## START Given entries

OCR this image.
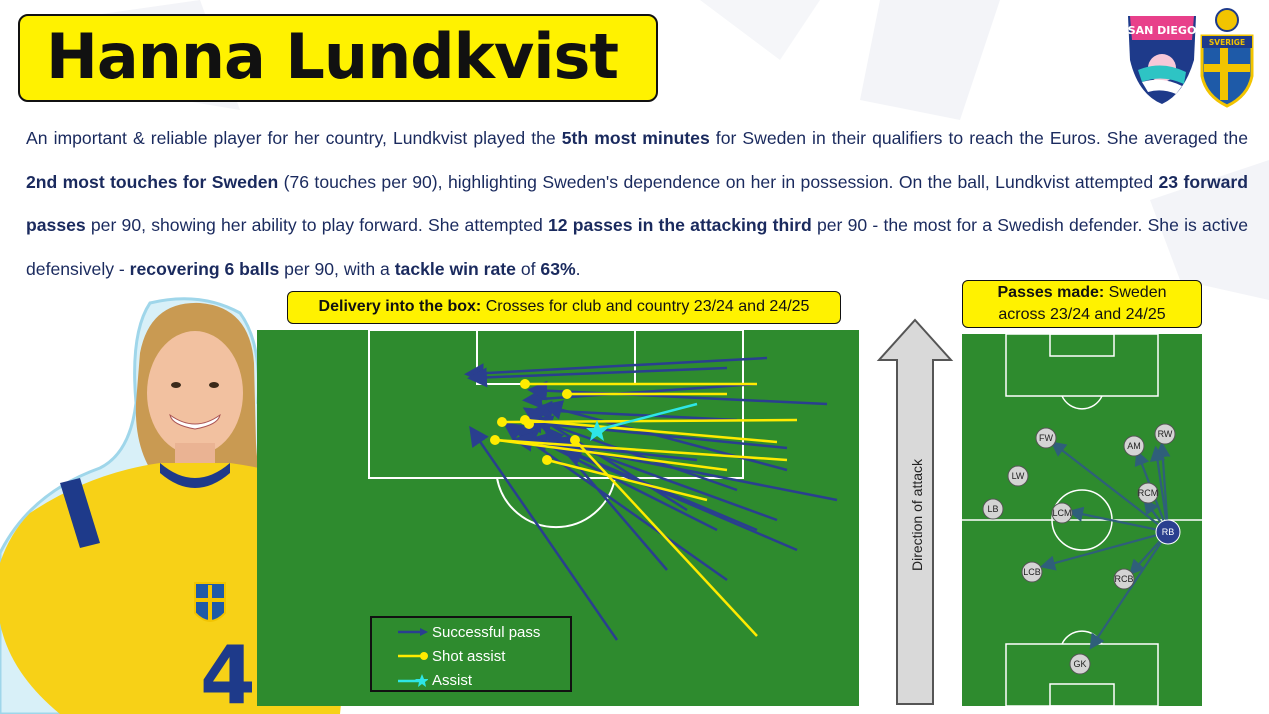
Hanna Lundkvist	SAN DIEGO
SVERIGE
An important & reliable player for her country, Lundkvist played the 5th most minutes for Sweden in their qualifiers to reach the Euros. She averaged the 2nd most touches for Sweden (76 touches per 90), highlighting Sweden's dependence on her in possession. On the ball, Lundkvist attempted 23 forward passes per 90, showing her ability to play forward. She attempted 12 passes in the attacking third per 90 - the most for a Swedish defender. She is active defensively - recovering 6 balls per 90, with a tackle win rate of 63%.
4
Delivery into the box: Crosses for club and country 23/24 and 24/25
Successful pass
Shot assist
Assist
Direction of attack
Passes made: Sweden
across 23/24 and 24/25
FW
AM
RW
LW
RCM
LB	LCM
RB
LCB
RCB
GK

## END Given entries
## START Given entries

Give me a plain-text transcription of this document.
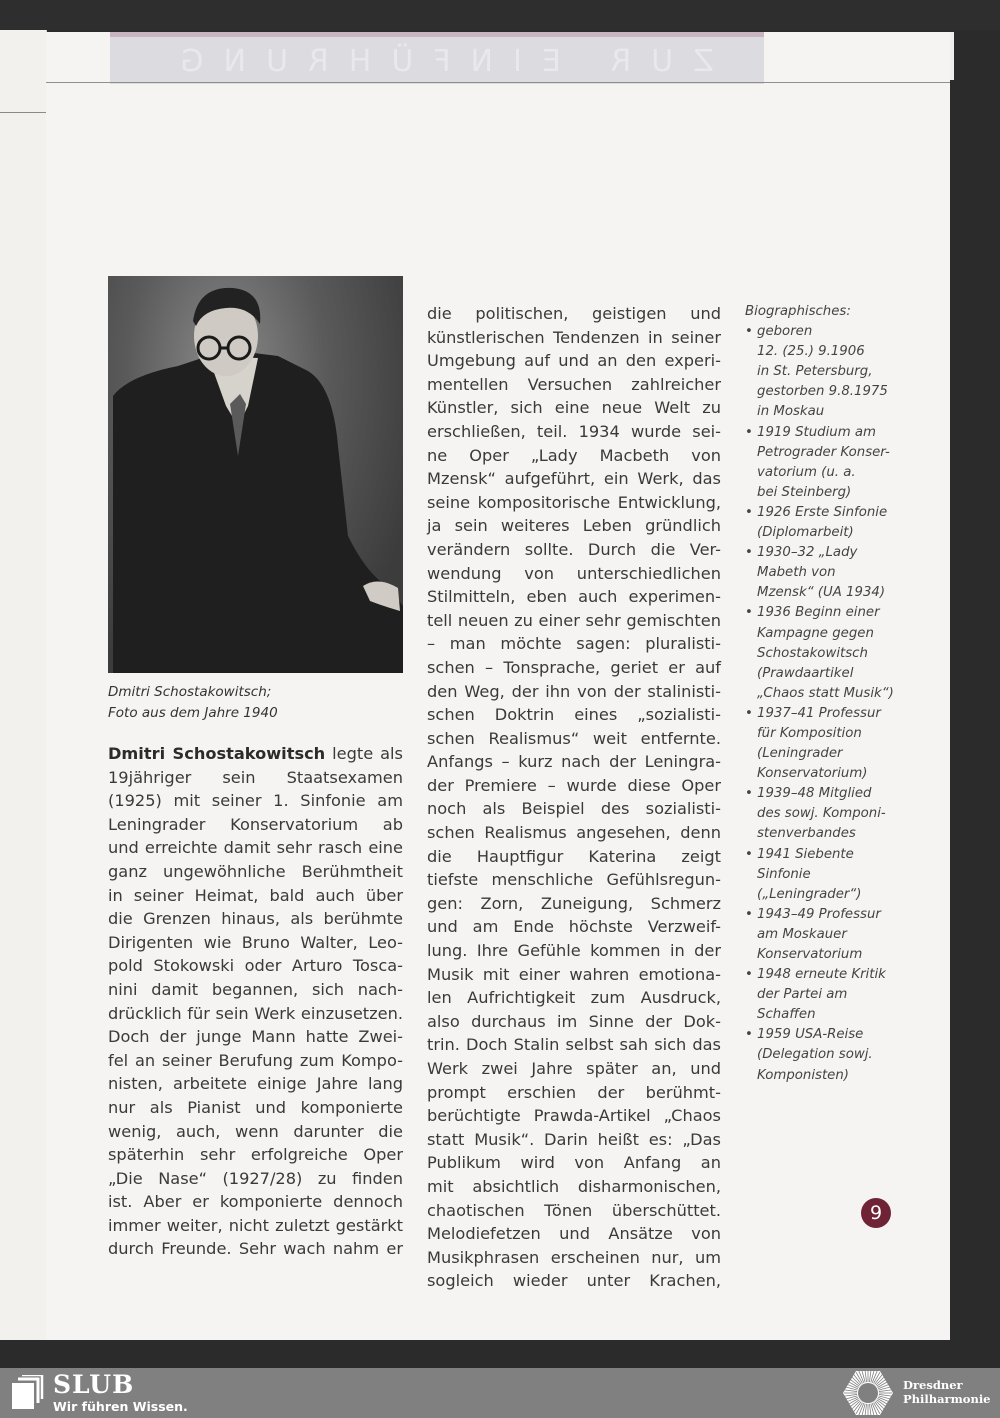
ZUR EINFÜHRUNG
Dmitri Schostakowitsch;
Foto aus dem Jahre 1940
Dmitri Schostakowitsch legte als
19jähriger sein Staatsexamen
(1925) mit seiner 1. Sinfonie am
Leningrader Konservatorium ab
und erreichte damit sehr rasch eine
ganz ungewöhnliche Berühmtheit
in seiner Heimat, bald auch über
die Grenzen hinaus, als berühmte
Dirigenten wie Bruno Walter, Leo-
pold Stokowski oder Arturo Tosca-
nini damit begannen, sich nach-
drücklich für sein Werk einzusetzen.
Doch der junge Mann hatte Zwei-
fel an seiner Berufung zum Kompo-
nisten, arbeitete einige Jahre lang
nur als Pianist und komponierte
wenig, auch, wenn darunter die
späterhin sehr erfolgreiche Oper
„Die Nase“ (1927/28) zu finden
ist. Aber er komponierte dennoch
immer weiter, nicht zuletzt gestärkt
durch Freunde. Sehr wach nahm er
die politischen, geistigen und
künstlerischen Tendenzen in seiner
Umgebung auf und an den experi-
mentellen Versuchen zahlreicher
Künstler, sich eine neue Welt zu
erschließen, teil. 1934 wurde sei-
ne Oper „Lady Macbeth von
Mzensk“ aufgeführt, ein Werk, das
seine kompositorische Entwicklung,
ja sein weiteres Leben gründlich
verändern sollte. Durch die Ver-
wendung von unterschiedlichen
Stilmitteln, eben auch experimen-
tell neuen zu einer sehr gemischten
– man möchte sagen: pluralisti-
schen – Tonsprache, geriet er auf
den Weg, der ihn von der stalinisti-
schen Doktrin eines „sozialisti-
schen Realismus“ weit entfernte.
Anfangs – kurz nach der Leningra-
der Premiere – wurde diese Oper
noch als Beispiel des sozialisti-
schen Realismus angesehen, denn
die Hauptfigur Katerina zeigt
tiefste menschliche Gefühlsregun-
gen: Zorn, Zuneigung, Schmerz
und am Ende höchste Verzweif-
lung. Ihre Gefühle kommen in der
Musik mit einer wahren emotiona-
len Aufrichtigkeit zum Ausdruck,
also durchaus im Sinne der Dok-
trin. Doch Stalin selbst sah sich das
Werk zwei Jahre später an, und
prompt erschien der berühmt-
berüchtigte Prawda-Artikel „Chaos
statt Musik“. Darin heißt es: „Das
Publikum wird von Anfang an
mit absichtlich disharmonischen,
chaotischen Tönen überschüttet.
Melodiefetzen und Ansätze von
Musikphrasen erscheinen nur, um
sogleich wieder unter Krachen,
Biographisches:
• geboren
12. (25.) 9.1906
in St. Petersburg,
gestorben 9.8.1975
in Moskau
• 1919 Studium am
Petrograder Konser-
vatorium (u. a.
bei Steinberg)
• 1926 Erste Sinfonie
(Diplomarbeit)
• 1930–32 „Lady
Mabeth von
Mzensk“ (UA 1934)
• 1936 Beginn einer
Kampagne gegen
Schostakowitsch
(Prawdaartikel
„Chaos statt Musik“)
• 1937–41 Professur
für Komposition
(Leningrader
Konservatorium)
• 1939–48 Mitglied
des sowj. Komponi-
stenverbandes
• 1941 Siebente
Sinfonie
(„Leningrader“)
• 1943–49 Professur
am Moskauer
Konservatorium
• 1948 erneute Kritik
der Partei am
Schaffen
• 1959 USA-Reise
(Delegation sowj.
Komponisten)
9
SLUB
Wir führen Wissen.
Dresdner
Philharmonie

## END Given entries
## START Given entries

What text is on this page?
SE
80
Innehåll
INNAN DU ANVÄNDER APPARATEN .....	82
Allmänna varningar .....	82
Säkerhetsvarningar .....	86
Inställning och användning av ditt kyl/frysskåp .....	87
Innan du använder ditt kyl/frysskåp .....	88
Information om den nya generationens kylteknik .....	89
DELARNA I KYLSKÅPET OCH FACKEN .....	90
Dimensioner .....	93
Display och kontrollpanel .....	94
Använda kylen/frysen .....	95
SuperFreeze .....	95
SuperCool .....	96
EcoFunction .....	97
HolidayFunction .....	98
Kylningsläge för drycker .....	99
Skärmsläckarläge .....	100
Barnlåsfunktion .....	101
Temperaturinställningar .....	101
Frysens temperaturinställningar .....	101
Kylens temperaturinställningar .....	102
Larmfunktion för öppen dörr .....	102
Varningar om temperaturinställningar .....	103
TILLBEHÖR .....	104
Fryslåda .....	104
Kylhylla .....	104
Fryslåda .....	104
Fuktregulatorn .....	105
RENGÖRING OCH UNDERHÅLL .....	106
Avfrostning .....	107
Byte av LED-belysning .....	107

## END Given entries

Your instructions: Pull every line containing "statt" out of the records.

The response:
statt Musik“. Darin heißt es: „Das
„Chaos statt Musik“)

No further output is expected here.